Problem description —
Filter the entries, keeping every line with the word "plain".

(Items listed in a dataset)

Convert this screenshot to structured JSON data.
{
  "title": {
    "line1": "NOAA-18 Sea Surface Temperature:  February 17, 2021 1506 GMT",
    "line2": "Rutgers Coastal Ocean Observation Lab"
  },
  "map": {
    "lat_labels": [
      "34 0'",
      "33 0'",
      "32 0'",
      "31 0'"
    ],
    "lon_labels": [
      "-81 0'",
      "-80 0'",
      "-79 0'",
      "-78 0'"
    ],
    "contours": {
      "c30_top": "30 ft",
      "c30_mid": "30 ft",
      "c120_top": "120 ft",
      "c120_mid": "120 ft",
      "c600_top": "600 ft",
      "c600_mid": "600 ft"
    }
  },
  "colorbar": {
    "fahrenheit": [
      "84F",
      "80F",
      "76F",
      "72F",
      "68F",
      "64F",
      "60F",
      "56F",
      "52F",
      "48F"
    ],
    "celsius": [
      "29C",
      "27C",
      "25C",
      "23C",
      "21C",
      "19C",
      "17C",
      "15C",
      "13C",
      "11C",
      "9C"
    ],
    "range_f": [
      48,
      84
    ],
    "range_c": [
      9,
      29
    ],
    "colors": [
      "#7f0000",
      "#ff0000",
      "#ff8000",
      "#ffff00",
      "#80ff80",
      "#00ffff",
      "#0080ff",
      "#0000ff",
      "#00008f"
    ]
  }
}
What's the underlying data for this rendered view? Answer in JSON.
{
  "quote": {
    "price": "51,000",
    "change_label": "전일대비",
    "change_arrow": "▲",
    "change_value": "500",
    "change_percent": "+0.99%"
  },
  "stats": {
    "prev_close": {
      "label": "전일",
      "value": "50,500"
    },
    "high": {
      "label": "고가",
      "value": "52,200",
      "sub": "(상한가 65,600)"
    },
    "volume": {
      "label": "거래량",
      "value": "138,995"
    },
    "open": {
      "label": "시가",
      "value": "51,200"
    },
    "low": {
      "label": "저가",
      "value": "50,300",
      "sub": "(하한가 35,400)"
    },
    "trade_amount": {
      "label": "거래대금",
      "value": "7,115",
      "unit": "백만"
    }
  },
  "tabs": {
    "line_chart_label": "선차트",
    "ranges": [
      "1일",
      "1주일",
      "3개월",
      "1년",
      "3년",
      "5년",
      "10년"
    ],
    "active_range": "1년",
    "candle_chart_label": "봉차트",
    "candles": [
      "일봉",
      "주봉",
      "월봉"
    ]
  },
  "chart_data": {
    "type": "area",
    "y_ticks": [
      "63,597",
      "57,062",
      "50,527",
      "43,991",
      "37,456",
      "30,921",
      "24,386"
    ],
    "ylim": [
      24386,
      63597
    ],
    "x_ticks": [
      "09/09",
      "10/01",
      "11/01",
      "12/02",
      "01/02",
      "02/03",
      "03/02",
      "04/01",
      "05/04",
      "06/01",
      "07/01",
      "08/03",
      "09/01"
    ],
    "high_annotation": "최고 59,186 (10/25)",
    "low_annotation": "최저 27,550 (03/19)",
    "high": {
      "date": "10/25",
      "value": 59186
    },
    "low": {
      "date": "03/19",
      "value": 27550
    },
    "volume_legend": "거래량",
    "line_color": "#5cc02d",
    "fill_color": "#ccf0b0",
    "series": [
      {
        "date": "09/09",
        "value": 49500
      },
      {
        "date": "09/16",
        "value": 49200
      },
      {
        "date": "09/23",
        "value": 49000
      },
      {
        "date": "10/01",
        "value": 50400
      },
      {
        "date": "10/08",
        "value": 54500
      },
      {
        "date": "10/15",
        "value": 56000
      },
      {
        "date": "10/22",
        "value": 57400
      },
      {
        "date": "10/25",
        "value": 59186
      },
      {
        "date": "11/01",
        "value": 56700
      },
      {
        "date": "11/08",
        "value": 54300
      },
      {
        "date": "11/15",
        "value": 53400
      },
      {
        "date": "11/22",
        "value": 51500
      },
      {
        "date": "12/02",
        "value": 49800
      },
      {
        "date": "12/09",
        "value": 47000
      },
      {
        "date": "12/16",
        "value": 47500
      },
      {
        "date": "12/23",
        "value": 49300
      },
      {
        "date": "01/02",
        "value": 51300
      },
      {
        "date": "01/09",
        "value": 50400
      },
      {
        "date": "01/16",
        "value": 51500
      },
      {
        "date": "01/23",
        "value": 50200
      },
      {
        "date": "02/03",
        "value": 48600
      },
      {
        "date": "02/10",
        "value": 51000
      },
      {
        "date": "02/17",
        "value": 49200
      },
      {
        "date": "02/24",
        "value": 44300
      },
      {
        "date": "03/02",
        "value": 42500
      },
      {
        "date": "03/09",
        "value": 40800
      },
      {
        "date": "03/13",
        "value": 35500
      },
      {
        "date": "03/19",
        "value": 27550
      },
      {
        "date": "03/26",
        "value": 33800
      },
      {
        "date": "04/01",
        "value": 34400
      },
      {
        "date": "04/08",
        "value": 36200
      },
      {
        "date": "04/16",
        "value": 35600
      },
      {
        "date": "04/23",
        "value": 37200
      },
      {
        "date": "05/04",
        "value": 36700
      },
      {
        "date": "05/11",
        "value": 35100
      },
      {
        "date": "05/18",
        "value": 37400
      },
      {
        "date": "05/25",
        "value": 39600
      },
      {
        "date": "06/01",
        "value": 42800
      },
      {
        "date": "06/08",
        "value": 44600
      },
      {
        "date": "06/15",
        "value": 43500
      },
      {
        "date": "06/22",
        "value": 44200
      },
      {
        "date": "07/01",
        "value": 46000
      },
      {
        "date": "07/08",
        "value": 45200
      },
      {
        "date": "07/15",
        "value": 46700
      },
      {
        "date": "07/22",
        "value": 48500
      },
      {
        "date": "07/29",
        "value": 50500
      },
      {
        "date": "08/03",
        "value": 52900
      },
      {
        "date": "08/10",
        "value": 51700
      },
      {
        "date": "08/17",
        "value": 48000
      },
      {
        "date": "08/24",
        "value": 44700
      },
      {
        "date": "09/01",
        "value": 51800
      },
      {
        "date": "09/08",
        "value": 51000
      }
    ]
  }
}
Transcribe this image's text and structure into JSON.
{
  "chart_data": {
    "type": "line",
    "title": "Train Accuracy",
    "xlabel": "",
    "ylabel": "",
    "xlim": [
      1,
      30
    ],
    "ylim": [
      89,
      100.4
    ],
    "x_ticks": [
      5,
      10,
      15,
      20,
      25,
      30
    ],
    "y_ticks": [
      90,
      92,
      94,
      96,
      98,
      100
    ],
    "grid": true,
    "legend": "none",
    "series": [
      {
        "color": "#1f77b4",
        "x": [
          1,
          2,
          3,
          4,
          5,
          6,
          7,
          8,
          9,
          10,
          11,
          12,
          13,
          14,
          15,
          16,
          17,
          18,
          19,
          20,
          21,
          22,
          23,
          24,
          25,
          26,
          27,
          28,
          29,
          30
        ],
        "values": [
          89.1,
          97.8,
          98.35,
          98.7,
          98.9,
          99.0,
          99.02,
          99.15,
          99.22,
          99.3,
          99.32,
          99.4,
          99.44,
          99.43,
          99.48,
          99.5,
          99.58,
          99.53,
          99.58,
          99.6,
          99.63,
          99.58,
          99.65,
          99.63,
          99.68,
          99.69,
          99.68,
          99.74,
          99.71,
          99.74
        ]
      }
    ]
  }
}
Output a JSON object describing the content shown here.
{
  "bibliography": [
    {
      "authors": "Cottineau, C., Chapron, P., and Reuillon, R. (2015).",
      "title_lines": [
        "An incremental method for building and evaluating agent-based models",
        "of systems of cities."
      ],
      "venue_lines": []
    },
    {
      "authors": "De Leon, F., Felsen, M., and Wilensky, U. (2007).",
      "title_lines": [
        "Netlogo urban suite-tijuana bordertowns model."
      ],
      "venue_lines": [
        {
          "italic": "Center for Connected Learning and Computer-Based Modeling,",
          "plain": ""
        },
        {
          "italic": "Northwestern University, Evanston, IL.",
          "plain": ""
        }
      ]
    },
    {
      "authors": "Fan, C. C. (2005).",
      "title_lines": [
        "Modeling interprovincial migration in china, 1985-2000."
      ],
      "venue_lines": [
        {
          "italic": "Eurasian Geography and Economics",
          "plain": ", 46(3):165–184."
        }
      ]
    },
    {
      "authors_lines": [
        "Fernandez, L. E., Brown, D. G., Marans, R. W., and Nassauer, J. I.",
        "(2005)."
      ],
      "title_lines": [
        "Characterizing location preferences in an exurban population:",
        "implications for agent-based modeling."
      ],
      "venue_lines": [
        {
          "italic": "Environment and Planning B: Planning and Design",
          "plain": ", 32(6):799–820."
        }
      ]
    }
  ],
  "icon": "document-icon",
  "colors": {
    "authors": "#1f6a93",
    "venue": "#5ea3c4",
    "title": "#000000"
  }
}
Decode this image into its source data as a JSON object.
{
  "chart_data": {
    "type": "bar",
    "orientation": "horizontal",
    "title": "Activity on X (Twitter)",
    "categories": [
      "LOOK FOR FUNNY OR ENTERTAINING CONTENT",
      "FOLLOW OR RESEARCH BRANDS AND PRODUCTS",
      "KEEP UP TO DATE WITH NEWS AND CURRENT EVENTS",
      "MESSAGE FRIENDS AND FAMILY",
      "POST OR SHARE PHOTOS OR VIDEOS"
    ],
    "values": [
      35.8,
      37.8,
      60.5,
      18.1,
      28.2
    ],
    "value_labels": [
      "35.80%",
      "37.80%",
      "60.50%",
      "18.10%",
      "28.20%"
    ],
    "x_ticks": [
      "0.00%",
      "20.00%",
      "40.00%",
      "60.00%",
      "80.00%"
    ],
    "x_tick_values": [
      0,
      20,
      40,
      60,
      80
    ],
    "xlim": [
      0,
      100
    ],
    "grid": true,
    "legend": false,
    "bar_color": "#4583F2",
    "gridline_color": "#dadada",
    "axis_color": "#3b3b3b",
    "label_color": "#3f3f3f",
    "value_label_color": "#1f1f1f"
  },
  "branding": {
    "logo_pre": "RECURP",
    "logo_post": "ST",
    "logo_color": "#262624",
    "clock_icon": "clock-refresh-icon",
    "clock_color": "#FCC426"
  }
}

Answer below —
          "plain": ""
          "plain": ""
          "plain": ", 46(3):165–184."
          "plain": ", 32(6):799–820."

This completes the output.